WHAT THE EXERCISE ASKS » State how many lines of the records contain the string "الخلاف". Give the number alone.

[Stored records]
▬▬▬

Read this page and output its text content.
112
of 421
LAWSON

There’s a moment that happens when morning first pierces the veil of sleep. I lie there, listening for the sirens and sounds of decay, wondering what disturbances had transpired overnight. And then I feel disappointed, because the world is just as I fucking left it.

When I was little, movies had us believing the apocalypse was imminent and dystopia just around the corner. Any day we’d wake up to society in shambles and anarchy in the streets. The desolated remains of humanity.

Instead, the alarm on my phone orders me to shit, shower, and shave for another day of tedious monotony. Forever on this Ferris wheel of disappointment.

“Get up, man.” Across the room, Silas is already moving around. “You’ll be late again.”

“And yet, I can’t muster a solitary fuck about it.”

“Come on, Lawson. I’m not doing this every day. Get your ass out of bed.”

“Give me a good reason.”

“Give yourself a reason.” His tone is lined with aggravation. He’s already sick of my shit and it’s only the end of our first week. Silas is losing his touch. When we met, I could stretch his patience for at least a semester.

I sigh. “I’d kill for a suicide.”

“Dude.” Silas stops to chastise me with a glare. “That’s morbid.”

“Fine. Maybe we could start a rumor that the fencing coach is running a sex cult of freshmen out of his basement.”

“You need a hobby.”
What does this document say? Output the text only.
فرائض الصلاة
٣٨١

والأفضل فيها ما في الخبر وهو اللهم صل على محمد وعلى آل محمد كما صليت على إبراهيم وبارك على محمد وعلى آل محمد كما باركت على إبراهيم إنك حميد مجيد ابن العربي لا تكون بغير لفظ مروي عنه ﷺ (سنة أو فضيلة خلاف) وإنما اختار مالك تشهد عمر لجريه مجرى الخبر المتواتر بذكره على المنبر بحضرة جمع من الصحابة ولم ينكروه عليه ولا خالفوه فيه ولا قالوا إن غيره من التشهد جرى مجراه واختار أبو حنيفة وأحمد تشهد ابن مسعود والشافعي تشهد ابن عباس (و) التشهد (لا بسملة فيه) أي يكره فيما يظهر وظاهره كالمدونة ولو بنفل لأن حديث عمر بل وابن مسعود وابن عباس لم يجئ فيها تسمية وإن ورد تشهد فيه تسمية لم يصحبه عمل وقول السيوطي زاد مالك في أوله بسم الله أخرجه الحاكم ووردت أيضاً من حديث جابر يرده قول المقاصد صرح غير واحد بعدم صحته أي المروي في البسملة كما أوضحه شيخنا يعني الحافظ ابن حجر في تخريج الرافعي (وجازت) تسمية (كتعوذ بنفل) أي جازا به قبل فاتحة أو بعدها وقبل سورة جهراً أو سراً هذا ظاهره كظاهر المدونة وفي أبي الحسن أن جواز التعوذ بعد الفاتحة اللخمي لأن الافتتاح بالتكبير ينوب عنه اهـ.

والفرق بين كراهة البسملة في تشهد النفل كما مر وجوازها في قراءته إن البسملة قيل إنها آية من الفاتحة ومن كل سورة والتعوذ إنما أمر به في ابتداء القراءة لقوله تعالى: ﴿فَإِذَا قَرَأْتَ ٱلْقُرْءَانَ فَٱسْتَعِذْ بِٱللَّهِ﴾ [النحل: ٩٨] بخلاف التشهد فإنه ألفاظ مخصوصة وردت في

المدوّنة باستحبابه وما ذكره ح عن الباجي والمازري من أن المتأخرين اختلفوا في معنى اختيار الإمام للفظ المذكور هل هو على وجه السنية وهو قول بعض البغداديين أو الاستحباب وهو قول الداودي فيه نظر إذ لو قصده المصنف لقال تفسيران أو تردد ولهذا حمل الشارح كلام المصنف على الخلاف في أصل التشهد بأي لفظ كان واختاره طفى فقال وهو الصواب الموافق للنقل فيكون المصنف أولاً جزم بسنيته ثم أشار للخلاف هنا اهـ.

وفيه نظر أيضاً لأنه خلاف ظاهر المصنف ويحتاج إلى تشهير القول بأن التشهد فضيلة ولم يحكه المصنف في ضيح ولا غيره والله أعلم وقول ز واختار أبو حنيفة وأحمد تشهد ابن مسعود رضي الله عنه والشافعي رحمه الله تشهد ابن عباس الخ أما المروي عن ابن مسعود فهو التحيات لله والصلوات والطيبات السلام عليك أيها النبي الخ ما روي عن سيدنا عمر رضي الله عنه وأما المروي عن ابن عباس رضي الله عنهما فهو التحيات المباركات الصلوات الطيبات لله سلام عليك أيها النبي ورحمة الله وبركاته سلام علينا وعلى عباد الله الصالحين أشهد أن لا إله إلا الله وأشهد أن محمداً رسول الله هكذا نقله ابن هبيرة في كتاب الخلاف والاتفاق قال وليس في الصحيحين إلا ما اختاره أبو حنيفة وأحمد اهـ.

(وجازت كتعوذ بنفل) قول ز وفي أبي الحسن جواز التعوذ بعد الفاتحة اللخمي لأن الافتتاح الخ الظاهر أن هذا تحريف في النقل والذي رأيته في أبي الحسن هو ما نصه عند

▬▬▬

COMPLETE OUTPUT » 2